• _What you are asked to do_: Write the material out again exactly.

• _Exercise material_:
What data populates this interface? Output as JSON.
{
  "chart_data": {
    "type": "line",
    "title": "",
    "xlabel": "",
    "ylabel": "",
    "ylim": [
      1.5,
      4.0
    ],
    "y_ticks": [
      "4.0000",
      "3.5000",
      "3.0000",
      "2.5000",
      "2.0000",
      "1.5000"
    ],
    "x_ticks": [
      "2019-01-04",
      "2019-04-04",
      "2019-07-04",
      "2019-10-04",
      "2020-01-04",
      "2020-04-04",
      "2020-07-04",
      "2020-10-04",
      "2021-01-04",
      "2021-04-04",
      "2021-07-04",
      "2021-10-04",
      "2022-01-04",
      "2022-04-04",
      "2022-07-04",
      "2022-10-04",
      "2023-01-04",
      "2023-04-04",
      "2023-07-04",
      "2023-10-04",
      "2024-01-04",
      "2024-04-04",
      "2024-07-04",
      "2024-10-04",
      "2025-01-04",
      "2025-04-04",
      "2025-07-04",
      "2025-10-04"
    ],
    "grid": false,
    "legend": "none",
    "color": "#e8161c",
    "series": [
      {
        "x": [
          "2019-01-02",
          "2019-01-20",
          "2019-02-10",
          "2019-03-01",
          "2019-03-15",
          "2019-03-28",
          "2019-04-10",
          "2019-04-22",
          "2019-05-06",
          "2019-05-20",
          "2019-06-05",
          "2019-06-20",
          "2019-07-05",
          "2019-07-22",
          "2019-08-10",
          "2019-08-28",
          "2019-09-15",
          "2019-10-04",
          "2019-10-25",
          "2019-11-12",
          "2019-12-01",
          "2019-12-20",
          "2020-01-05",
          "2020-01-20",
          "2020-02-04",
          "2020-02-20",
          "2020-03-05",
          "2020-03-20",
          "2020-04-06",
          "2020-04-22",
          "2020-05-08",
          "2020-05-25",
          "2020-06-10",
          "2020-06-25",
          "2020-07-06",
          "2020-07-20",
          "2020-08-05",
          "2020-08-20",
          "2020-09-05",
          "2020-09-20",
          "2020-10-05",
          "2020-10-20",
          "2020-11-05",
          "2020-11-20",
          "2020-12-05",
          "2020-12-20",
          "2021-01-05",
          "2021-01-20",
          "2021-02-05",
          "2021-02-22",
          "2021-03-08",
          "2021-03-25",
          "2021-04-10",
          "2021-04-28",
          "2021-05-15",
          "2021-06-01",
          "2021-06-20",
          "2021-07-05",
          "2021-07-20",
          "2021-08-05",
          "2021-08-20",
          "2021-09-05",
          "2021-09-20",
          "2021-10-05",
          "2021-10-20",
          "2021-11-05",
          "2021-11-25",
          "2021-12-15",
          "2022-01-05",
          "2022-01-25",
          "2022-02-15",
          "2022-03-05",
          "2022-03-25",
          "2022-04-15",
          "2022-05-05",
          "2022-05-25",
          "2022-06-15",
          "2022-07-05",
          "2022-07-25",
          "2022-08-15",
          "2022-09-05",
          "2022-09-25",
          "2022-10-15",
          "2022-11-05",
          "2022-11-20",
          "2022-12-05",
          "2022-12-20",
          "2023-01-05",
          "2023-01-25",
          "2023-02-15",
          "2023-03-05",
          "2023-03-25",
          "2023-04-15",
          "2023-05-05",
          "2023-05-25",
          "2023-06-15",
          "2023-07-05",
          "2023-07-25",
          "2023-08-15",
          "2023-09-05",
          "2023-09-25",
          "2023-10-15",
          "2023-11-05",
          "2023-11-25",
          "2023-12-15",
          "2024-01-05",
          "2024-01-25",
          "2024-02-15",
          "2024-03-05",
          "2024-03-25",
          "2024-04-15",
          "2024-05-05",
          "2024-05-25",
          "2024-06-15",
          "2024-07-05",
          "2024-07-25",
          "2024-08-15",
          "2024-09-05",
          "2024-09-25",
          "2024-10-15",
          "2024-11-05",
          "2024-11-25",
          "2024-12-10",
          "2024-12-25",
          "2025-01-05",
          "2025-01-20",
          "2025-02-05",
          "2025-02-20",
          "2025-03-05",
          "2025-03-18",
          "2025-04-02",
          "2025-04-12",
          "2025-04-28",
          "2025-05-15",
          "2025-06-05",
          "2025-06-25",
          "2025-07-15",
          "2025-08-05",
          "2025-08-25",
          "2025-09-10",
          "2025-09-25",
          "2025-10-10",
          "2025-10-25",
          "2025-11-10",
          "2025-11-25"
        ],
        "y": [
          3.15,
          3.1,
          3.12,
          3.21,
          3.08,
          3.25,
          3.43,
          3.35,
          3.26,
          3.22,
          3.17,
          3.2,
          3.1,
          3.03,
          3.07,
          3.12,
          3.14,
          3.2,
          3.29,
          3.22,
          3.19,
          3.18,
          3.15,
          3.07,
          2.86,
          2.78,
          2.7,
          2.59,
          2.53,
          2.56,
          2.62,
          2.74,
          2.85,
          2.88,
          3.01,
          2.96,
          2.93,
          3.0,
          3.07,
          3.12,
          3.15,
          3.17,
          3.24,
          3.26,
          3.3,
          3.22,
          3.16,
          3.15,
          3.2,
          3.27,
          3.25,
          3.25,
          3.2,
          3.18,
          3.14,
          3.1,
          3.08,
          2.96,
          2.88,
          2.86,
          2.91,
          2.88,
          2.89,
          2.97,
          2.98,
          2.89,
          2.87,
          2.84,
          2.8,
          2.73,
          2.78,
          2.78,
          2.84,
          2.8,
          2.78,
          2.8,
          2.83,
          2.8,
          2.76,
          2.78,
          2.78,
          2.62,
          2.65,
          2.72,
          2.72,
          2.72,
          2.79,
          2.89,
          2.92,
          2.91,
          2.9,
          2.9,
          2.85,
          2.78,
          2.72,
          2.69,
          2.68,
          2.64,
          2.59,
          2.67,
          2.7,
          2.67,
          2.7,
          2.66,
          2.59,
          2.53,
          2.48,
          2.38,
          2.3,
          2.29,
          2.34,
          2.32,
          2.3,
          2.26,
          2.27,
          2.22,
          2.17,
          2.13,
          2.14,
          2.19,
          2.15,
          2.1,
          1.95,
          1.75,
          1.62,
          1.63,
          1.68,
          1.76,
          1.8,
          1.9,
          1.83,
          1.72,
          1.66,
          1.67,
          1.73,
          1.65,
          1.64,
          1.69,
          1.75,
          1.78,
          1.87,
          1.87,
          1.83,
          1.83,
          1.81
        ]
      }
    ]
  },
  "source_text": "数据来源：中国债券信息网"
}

• _Output for this task_:
What data populates this interface? Output as JSON.
{
  "chart_data": {
    "type": "line",
    "title": "",
    "xlabel": "",
    "ylabel": "",
    "ylim": [
      1.5,
      4.0
    ],
    "y_ticks": [
      "4.0000",
      "3.5000",
      "3.0000",
      "2.5000",
      "2.0000",
      "1.5000"
    ],
    "x_ticks": [
      "2019-01-04",
      "2019-04-04",
      "2019-07-04",
      "2019-10-04",
      "2020-01-04",
      "2020-04-04",
      "2020-07-04",
      "2020-10-04",
      "2021-01-04",
      "2021-04-04",
      "2021-07-04",
      "2021-10-04",
      "2022-01-04",
      "2022-04-04",
      "2022-07-04",
      "2022-10-04",
      "2023-01-04",
      "2023-04-04",
      "2023-07-04",
      "2023-10-04",
      "2024-01-04",
      "2024-04-04",
      "2024-07-04",
      "2024-10-04",
      "2025-01-04",
      "2025-04-04",
      "2025-07-04",
      "2025-10-04"
    ],
    "grid": false,
    "legend": "none",
    "color": "#e8161c",
    "series": [
      {
        "x": [
          "2019-01-02",
          "2019-01-20",
          "2019-02-10",
          "2019-03-01",
          "2019-03-15",
          "2019-03-28",
          "2019-04-10",
          "2019-04-22",
          "2019-05-06",
          "2019-05-20",
          "2019-06-05",
          "2019-06-20",
          "2019-07-05",
          "2019-07-22",
          "2019-08-10",
          "2019-08-28",
          "2019-09-15",
          "2019-10-04",
          "2019-10-25",
          "2019-11-12",
          "2019-12-01",
          "2019-12-20",
          "2020-01-05",
          "2020-01-20",
          "2020-02-04",
          "2020-02-20",
          "2020-03-05",
          "2020-03-20",
          "2020-04-06",
          "2020-04-22",
          "2020-05-08",
          "2020-05-25",
          "2020-06-10",
          "2020-06-25",
          "2020-07-06",
          "2020-07-20",
          "2020-08-05",
          "2020-08-20",
          "2020-09-05",
          "2020-09-20",
          "2020-10-05",
          "2020-10-20",
          "2020-11-05",
          "2020-11-20",
          "2020-12-05",
          "2020-12-20",
          "2021-01-05",
          "2021-01-20",
          "2021-02-05",
          "2021-02-22",
          "2021-03-08",
          "2021-03-25",
          "2021-04-10",
          "2021-04-28",
          "2021-05-15",
          "2021-06-01",
          "2021-06-20",
          "2021-07-05",
          "2021-07-20",
          "2021-08-05",
          "2021-08-20",
          "2021-09-05",
          "2021-09-20",
          "2021-10-05",
          "2021-10-20",
          "2021-11-05",
          "2021-11-25",
          "2021-12-15",
          "2022-01-05",
          "2022-01-25",
          "2022-02-15",
          "2022-03-05",
          "2022-03-25",
          "2022-04-15",
          "2022-05-05",
          "2022-05-25",
          "2022-06-15",
          "2022-07-05",
          "2022-07-25",
          "2022-08-15",
          "2022-09-05",
          "2022-09-25",
          "2022-10-15",
          "2022-11-05",
          "2022-11-20",
          "2022-12-05",
          "2022-12-20",
          "2023-01-05",
          "2023-01-25",
          "2023-02-15",
          "2023-03-05",
          "2023-03-25",
          "2023-04-15",
          "2023-05-05",
          "2023-05-25",
          "2023-06-15",
          "2023-07-05",
          "2023-07-25",
          "2023-08-15",
          "2023-09-05",
          "2023-09-25",
          "2023-10-15",
          "2023-11-05",
          "2023-11-25",
          "2023-12-15",
          "2024-01-05",
          "2024-01-25",
          "2024-02-15",
          "2024-03-05",
          "2024-03-25",
          "2024-04-15",
          "2024-05-05",
          "2024-05-25",
          "2024-06-15",
          "2024-07-05",
          "2024-07-25",
          "2024-08-15",
          "2024-09-05",
          "2024-09-25",
          "2024-10-15",
          "2024-11-05",
          "2024-11-25",
          "2024-12-10",
          "2024-12-25",
          "2025-01-05",
          "2025-01-20",
          "2025-02-05",
          "2025-02-20",
          "2025-03-05",
          "2025-03-18",
          "2025-04-02",
          "2025-04-12",
          "2025-04-28",
          "2025-05-15",
          "2025-06-05",
          "2025-06-25",
          "2025-07-15",
          "2025-08-05",
          "2025-08-25",
          "2025-09-10",
          "2025-09-25",
          "2025-10-10",
          "2025-10-25",
          "2025-11-10",
          "2025-11-25"
        ],
        "y": [
          3.15,
          3.1,
          3.12,
          3.21,
          3.08,
          3.25,
          3.43,
          3.35,
          3.26,
          3.22,
          3.17,
          3.2,
          3.1,
          3.03,
          3.07,
          3.12,
          3.14,
          3.2,
          3.29,
          3.22,
          3.19,
          3.18,
          3.15,
          3.07,
          2.86,
          2.78,
          2.7,
          2.59,
          2.53,
          2.56,
          2.62,
          2.74,
          2.85,
          2.88,
          3.01,
          2.96,
          2.93,
          3.0,
          3.07,
          3.12,
          3.15,
          3.17,
          3.24,
          3.26,
          3.3,
          3.22,
          3.16,
          3.15,
          3.2,
          3.27,
          3.25,
          3.25,
          3.2,
          3.18,
          3.14,
          3.1,
          3.08,
          2.96,
          2.88,
          2.86,
          2.91,
          2.88,
          2.89,
          2.97,
          2.98,
          2.89,
          2.87,
          2.84,
          2.8,
          2.73,
          2.78,
          2.78,
          2.84,
          2.8,
          2.78,
          2.8,
          2.83,
          2.8,
          2.76,
          2.78,
          2.78,
          2.62,
          2.65,
          2.72,
          2.72,
          2.72,
          2.79,
          2.89,
          2.92,
          2.91,
          2.9,
          2.9,
          2.85,
          2.78,
          2.72,
          2.69,
          2.68,
          2.64,
          2.59,
          2.67,
          2.7,
          2.67,
          2.7,
          2.66,
          2.59,
          2.53,
          2.48,
          2.38,
          2.3,
          2.29,
          2.34,
          2.32,
          2.3,
          2.26,
          2.27,
          2.22,
          2.17,
          2.13,
          2.14,
          2.19,
          2.15,
          2.1,
          1.95,
          1.75,
          1.62,
          1.63,
          1.68,
          1.76,
          1.8,
          1.9,
          1.83,
          1.72,
          1.66,
          1.67,
          1.73,
          1.65,
          1.64,
          1.69,
          1.75,
          1.78,
          1.87,
          1.87,
          1.83,
          1.83,
          1.81
        ]
      }
    ]
  },
  "source_text": "数据来源：中国债券信息网"
}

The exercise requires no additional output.